> Exercise task
Every record should be repeated exactly, except that pictures are left out.
------------------------------
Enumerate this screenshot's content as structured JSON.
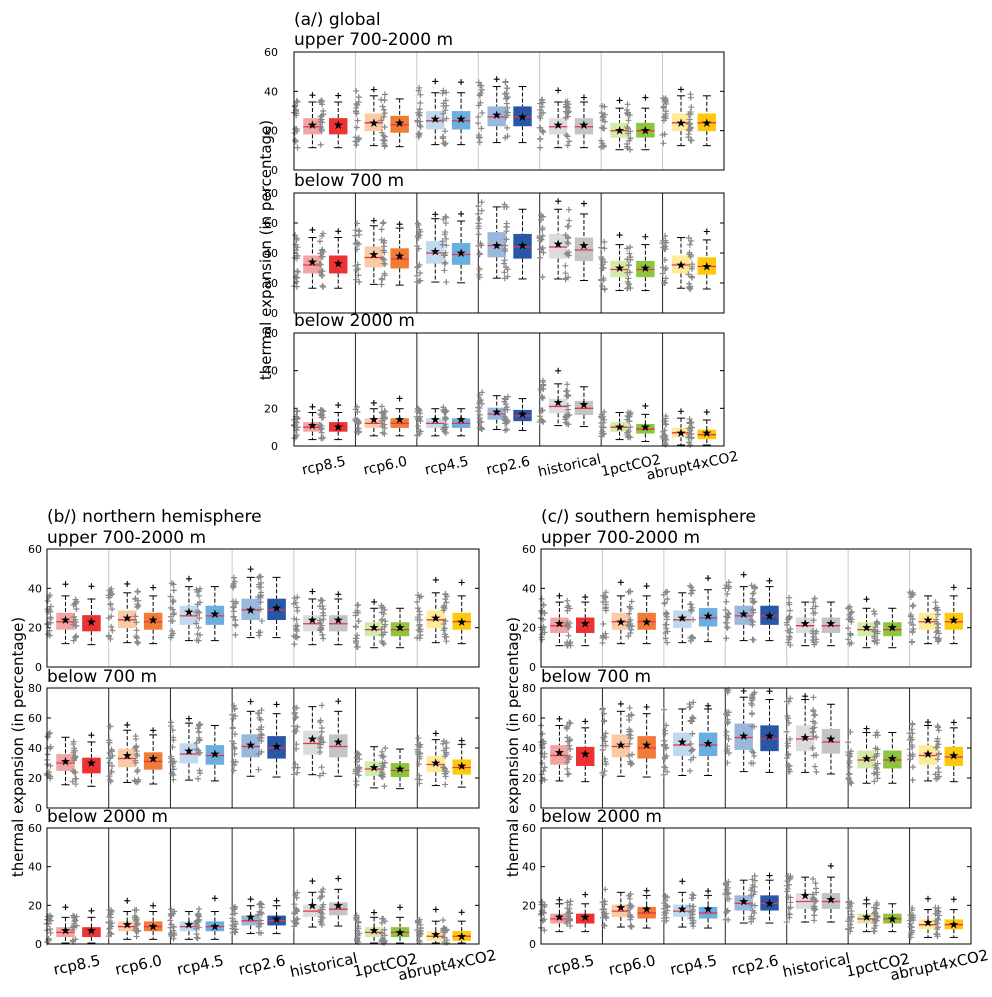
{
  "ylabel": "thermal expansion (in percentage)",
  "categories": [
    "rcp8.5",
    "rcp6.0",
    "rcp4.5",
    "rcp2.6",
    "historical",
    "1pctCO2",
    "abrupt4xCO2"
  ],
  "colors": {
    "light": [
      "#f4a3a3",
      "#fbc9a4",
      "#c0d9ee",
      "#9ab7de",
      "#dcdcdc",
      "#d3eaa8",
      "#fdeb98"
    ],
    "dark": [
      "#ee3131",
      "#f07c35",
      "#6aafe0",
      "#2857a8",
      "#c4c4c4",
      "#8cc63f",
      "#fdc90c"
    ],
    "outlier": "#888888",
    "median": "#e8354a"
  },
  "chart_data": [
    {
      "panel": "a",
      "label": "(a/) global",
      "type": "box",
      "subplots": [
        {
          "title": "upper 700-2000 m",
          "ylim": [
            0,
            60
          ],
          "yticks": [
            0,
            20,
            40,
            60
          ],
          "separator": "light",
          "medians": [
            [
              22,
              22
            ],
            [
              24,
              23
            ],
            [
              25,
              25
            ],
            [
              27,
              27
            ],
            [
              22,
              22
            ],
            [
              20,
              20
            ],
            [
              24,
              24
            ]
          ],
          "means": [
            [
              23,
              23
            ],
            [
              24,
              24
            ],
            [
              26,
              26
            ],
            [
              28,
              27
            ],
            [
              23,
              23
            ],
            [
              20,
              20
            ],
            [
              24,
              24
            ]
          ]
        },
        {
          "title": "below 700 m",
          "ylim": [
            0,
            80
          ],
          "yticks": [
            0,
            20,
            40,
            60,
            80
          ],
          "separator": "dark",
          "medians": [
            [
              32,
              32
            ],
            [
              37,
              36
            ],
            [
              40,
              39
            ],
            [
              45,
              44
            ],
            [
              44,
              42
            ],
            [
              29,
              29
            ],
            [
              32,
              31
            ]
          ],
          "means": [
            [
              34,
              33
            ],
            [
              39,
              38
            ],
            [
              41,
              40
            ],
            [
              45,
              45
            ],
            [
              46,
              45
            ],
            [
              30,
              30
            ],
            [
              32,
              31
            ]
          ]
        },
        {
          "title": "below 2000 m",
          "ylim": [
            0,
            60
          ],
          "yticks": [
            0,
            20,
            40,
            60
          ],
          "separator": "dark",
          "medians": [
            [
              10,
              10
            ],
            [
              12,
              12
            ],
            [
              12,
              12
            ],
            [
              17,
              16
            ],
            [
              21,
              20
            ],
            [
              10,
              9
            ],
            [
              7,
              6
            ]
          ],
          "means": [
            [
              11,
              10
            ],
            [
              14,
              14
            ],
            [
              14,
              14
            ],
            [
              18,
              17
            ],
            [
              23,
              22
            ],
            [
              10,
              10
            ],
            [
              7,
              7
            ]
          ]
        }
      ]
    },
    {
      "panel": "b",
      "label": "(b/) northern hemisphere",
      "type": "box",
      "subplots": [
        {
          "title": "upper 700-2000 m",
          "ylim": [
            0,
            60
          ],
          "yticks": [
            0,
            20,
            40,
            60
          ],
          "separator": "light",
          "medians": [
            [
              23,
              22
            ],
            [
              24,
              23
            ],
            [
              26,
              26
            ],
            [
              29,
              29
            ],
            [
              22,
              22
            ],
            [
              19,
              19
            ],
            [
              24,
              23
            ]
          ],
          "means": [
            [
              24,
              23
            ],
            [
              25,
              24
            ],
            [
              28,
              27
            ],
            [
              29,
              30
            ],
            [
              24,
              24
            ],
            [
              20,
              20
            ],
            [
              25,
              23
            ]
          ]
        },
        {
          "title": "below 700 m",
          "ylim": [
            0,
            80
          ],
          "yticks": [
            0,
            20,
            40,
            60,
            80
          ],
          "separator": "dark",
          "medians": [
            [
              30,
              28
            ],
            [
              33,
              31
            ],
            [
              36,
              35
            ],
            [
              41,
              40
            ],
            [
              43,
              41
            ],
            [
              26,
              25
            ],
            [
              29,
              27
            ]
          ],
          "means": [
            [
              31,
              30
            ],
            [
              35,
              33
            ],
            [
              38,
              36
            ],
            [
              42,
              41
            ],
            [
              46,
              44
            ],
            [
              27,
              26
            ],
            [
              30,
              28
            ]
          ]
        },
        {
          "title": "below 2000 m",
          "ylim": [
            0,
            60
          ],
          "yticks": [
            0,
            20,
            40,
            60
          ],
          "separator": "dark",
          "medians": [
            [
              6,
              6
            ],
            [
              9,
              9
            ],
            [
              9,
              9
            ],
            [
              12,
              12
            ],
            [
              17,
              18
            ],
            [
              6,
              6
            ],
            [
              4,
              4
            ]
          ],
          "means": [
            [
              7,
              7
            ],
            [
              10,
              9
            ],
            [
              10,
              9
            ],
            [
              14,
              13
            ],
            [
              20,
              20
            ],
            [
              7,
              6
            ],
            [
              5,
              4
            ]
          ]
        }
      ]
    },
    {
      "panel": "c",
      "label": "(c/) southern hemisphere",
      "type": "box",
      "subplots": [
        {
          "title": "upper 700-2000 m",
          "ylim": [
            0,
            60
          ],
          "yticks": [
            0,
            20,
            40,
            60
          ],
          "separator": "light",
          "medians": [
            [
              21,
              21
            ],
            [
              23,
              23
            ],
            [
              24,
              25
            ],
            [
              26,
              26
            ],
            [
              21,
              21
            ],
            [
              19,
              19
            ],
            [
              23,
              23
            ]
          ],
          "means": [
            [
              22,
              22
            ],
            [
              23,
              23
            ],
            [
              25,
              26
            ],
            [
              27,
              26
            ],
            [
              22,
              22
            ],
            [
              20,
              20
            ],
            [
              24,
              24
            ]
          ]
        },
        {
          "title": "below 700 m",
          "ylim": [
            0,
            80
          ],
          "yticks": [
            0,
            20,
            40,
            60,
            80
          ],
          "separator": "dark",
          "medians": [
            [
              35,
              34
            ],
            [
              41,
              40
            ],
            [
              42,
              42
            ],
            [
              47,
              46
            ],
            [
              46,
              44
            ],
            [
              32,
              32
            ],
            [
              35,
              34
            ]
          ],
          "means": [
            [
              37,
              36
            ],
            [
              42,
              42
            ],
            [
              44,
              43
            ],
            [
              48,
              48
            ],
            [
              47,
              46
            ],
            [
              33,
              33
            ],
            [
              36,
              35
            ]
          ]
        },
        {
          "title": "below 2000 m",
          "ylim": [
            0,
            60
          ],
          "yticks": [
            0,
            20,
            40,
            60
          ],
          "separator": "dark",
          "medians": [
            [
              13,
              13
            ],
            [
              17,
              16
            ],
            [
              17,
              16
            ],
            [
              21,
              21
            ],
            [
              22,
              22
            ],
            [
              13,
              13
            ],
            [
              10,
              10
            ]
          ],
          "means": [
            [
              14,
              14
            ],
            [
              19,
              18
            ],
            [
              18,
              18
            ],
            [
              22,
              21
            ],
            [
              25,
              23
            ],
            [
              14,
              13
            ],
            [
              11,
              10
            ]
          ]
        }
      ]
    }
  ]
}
------------------------------
> Reply
Enumerate this screenshot's content as structured JSON.
{
  "ylabel": "thermal expansion (in percentage)",
  "categories": [
    "rcp8.5",
    "rcp6.0",
    "rcp4.5",
    "rcp2.6",
    "historical",
    "1pctCO2",
    "abrupt4xCO2"
  ],
  "colors": {
    "light": [
      "#f4a3a3",
      "#fbc9a4",
      "#c0d9ee",
      "#9ab7de",
      "#dcdcdc",
      "#d3eaa8",
      "#fdeb98"
    ],
    "dark": [
      "#ee3131",
      "#f07c35",
      "#6aafe0",
      "#2857a8",
      "#c4c4c4",
      "#8cc63f",
      "#fdc90c"
    ],
    "outlier": "#888888",
    "median": "#e8354a"
  },
  "chart_data": [
    {
      "panel": "a",
      "label": "(a/) global",
      "type": "box",
      "subplots": [
        {
          "title": "upper 700-2000 m",
          "ylim": [
            0,
            60
          ],
          "yticks": [
            0,
            20,
            40,
            60
          ],
          "separator": "light",
          "medians": [
            [
              22,
              22
            ],
            [
              24,
              23
            ],
            [
              25,
              25
            ],
            [
              27,
              27
            ],
            [
              22,
              22
            ],
            [
              20,
              20
            ],
            [
              24,
              24
            ]
          ],
          "means": [
            [
              23,
              23
            ],
            [
              24,
              24
            ],
            [
              26,
              26
            ],
            [
              28,
              27
            ],
            [
              23,
              23
            ],
            [
              20,
              20
            ],
            [
              24,
              24
            ]
          ]
        },
        {
          "title": "below 700 m",
          "ylim": [
            0,
            80
          ],
          "yticks": [
            0,
            20,
            40,
            60,
            80
          ],
          "separator": "dark",
          "medians": [
            [
              32,
              32
            ],
            [
              37,
              36
            ],
            [
              40,
              39
            ],
            [
              45,
              44
            ],
            [
              44,
              42
            ],
            [
              29,
              29
            ],
            [
              32,
              31
            ]
          ],
          "means": [
            [
              34,
              33
            ],
            [
              39,
              38
            ],
            [
              41,
              40
            ],
            [
              45,
              45
            ],
            [
              46,
              45
            ],
            [
              30,
              30
            ],
            [
              32,
              31
            ]
          ]
        },
        {
          "title": "below 2000 m",
          "ylim": [
            0,
            60
          ],
          "yticks": [
            0,
            20,
            40,
            60
          ],
          "separator": "dark",
          "medians": [
            [
              10,
              10
            ],
            [
              12,
              12
            ],
            [
              12,
              12
            ],
            [
              17,
              16
            ],
            [
              21,
              20
            ],
            [
              10,
              9
            ],
            [
              7,
              6
            ]
          ],
          "means": [
            [
              11,
              10
            ],
            [
              14,
              14
            ],
            [
              14,
              14
            ],
            [
              18,
              17
            ],
            [
              23,
              22
            ],
            [
              10,
              10
            ],
            [
              7,
              7
            ]
          ]
        }
      ]
    },
    {
      "panel": "b",
      "label": "(b/) northern hemisphere",
      "type": "box",
      "subplots": [
        {
          "title": "upper 700-2000 m",
          "ylim": [
            0,
            60
          ],
          "yticks": [
            0,
            20,
            40,
            60
          ],
          "separator": "light",
          "medians": [
            [
              23,
              22
            ],
            [
              24,
              23
            ],
            [
              26,
              26
            ],
            [
              29,
              29
            ],
            [
              22,
              22
            ],
            [
              19,
              19
            ],
            [
              24,
              23
            ]
          ],
          "means": [
            [
              24,
              23
            ],
            [
              25,
              24
            ],
            [
              28,
              27
            ],
            [
              29,
              30
            ],
            [
              24,
              24
            ],
            [
              20,
              20
            ],
            [
              25,
              23
            ]
          ]
        },
        {
          "title": "below 700 m",
          "ylim": [
            0,
            80
          ],
          "yticks": [
            0,
            20,
            40,
            60,
            80
          ],
          "separator": "dark",
          "medians": [
            [
              30,
              28
            ],
            [
              33,
              31
            ],
            [
              36,
              35
            ],
            [
              41,
              40
            ],
            [
              43,
              41
            ],
            [
              26,
              25
            ],
            [
              29,
              27
            ]
          ],
          "means": [
            [
              31,
              30
            ],
            [
              35,
              33
            ],
            [
              38,
              36
            ],
            [
              42,
              41
            ],
            [
              46,
              44
            ],
            [
              27,
              26
            ],
            [
              30,
              28
            ]
          ]
        },
        {
          "title": "below 2000 m",
          "ylim": [
            0,
            60
          ],
          "yticks": [
            0,
            20,
            40,
            60
          ],
          "separator": "dark",
          "medians": [
            [
              6,
              6
            ],
            [
              9,
              9
            ],
            [
              9,
              9
            ],
            [
              12,
              12
            ],
            [
              17,
              18
            ],
            [
              6,
              6
            ],
            [
              4,
              4
            ]
          ],
          "means": [
            [
              7,
              7
            ],
            [
              10,
              9
            ],
            [
              10,
              9
            ],
            [
              14,
              13
            ],
            [
              20,
              20
            ],
            [
              7,
              6
            ],
            [
              5,
              4
            ]
          ]
        }
      ]
    },
    {
      "panel": "c",
      "label": "(c/) southern hemisphere",
      "type": "box",
      "subplots": [
        {
          "title": "upper 700-2000 m",
          "ylim": [
            0,
            60
          ],
          "yticks": [
            0,
            20,
            40,
            60
          ],
          "separator": "light",
          "medians": [
            [
              21,
              21
            ],
            [
              23,
              23
            ],
            [
              24,
              25
            ],
            [
              26,
              26
            ],
            [
              21,
              21
            ],
            [
              19,
              19
            ],
            [
              23,
              23
            ]
          ],
          "means": [
            [
              22,
              22
            ],
            [
              23,
              23
            ],
            [
              25,
              26
            ],
            [
              27,
              26
            ],
            [
              22,
              22
            ],
            [
              20,
              20
            ],
            [
              24,
              24
            ]
          ]
        },
        {
          "title": "below 700 m",
          "ylim": [
            0,
            80
          ],
          "yticks": [
            0,
            20,
            40,
            60,
            80
          ],
          "separator": "dark",
          "medians": [
            [
              35,
              34
            ],
            [
              41,
              40
            ],
            [
              42,
              42
            ],
            [
              47,
              46
            ],
            [
              46,
              44
            ],
            [
              32,
              32
            ],
            [
              35,
              34
            ]
          ],
          "means": [
            [
              37,
              36
            ],
            [
              42,
              42
            ],
            [
              44,
              43
            ],
            [
              48,
              48
            ],
            [
              47,
              46
            ],
            [
              33,
              33
            ],
            [
              36,
              35
            ]
          ]
        },
        {
          "title": "below 2000 m",
          "ylim": [
            0,
            60
          ],
          "yticks": [
            0,
            20,
            40,
            60
          ],
          "separator": "dark",
          "medians": [
            [
              13,
              13
            ],
            [
              17,
              16
            ],
            [
              17,
              16
            ],
            [
              21,
              21
            ],
            [
              22,
              22
            ],
            [
              13,
              13
            ],
            [
              10,
              10
            ]
          ],
          "means": [
            [
              14,
              14
            ],
            [
              19,
              18
            ],
            [
              18,
              18
            ],
            [
              22,
              21
            ],
            [
              25,
              23
            ],
            [
              14,
              13
            ],
            [
              11,
              10
            ]
          ]
        }
      ]
    }
  ]
}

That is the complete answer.